• [Work to do]:
Copy out each line that has "Math" in it.
** begin Exercise material **
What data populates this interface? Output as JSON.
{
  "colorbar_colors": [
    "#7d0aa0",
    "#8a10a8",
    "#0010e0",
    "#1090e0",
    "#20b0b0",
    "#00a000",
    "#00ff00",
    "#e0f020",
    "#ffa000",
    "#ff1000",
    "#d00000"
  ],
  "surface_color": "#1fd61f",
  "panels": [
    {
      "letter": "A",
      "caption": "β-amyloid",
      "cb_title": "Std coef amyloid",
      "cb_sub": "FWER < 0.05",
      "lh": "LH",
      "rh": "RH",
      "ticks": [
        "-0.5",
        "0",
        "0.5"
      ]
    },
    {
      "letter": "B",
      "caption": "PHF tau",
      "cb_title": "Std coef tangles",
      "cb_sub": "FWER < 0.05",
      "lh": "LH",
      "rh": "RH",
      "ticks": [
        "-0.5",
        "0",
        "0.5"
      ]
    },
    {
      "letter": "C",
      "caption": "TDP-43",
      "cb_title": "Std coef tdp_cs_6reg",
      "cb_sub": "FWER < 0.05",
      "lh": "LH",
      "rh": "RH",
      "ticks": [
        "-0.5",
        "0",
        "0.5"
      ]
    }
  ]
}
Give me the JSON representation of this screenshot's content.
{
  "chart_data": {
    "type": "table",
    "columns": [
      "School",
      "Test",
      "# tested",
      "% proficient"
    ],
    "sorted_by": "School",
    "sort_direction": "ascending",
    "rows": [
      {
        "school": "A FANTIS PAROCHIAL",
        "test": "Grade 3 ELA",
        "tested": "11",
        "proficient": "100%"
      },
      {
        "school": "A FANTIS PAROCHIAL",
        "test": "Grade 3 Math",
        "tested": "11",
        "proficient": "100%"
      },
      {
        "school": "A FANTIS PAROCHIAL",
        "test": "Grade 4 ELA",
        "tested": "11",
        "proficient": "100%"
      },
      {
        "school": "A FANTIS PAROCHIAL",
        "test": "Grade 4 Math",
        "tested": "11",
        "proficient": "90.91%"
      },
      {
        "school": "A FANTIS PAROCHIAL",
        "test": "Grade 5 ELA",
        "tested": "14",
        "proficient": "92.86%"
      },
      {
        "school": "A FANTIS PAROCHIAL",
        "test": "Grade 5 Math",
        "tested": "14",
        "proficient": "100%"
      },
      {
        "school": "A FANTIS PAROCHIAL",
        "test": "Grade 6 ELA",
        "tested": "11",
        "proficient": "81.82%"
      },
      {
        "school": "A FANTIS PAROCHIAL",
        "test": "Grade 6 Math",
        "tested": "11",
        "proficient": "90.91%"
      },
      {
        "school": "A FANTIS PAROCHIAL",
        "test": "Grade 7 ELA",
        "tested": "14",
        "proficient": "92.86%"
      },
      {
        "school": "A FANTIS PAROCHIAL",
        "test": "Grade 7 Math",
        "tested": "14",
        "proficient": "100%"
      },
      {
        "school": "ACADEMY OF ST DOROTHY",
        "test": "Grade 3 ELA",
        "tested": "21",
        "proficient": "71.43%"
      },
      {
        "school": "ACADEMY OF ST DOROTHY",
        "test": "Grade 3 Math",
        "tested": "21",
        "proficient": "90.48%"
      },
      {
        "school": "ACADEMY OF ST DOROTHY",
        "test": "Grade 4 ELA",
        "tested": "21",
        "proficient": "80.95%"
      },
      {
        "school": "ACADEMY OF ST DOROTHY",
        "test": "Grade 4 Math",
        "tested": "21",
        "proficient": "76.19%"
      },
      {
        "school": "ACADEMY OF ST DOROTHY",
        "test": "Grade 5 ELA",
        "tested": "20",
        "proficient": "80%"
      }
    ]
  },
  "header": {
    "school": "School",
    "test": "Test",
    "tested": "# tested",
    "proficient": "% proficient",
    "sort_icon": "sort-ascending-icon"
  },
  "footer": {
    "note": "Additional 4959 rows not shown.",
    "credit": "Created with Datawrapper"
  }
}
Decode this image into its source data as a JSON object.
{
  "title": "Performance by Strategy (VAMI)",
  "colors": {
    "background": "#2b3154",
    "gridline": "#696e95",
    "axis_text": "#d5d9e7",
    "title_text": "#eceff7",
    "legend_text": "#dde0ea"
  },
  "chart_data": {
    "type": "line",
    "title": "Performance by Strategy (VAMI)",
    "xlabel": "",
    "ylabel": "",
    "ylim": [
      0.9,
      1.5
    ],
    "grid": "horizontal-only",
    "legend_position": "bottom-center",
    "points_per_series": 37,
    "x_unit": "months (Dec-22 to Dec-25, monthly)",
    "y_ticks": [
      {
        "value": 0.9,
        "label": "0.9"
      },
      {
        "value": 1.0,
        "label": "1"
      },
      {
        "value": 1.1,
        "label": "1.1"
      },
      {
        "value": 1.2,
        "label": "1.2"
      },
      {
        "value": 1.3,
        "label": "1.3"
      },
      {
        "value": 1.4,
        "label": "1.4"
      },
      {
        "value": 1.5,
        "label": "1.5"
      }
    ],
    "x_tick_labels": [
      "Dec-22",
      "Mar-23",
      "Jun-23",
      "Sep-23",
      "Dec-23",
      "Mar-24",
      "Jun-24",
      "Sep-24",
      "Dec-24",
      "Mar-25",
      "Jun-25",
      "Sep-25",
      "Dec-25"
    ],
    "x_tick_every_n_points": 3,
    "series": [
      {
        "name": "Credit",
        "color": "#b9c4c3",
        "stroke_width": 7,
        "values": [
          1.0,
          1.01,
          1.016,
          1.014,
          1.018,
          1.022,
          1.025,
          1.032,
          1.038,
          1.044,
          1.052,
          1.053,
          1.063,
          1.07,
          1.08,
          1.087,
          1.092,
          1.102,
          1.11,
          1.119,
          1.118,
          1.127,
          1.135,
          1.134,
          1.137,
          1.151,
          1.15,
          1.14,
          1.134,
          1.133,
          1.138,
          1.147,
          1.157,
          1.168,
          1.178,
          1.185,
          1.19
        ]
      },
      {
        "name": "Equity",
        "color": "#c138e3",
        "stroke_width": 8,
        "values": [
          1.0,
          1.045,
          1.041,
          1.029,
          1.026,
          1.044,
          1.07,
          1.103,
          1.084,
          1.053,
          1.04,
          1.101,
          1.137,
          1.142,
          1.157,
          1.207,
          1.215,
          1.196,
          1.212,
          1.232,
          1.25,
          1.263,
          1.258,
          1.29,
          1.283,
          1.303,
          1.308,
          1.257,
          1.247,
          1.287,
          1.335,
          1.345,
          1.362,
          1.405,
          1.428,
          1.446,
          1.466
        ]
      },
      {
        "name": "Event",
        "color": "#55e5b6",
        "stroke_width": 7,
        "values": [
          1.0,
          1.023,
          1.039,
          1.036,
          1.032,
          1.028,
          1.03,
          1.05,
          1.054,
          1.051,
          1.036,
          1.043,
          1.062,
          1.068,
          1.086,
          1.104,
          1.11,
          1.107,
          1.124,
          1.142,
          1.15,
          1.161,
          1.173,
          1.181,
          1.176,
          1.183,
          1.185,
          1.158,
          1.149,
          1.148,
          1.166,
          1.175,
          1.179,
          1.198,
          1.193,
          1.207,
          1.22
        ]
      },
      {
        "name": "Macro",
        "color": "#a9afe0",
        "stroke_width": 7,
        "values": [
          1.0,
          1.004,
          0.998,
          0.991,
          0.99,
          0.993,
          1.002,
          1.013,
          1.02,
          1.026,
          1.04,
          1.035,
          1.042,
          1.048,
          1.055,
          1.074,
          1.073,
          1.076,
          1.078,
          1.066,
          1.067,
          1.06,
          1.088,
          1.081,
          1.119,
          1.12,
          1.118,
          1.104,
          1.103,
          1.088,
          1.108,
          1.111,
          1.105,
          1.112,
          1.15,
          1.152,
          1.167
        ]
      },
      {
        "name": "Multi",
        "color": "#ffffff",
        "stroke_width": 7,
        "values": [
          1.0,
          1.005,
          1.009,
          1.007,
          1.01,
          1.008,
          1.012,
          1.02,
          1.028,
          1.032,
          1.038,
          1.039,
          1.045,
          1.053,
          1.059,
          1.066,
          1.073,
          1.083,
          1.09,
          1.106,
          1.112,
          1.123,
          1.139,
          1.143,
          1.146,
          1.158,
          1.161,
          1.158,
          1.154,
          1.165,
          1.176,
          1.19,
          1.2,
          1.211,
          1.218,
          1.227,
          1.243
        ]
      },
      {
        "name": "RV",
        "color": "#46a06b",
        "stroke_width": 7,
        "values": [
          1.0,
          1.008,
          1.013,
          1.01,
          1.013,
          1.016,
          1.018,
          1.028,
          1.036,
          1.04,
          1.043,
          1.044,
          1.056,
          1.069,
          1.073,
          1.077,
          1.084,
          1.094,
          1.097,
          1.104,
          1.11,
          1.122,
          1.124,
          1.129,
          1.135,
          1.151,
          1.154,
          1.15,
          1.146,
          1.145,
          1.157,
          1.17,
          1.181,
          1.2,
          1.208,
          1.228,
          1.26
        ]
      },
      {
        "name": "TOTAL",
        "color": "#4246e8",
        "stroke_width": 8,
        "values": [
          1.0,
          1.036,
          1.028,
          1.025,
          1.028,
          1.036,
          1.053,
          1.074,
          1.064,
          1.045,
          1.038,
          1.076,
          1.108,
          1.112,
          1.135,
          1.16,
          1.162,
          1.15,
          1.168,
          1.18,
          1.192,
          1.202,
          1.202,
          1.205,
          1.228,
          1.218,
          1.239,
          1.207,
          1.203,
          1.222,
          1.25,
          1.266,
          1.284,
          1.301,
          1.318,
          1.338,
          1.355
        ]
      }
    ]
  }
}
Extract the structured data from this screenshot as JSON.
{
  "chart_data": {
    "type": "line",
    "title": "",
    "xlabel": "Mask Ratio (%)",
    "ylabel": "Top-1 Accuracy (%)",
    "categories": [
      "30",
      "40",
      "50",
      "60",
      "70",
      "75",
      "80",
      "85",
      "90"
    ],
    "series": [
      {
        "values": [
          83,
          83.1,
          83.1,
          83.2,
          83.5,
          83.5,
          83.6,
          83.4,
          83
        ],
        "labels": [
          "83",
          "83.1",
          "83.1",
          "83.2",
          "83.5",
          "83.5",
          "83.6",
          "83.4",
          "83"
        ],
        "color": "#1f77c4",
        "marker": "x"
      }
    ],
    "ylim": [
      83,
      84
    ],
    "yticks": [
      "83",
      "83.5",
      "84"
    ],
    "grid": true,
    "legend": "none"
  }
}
** end Exercise material **
• [Response to the exercise]:
        "test": "Grade 3 Math",
        "test": "Grade 4 Math",
        "test": "Grade 5 Math",
        "test": "Grade 6 Math",
        "test": "Grade 7 Math",
        "test": "Grade 3 Math",
        "test": "Grade 4 Math",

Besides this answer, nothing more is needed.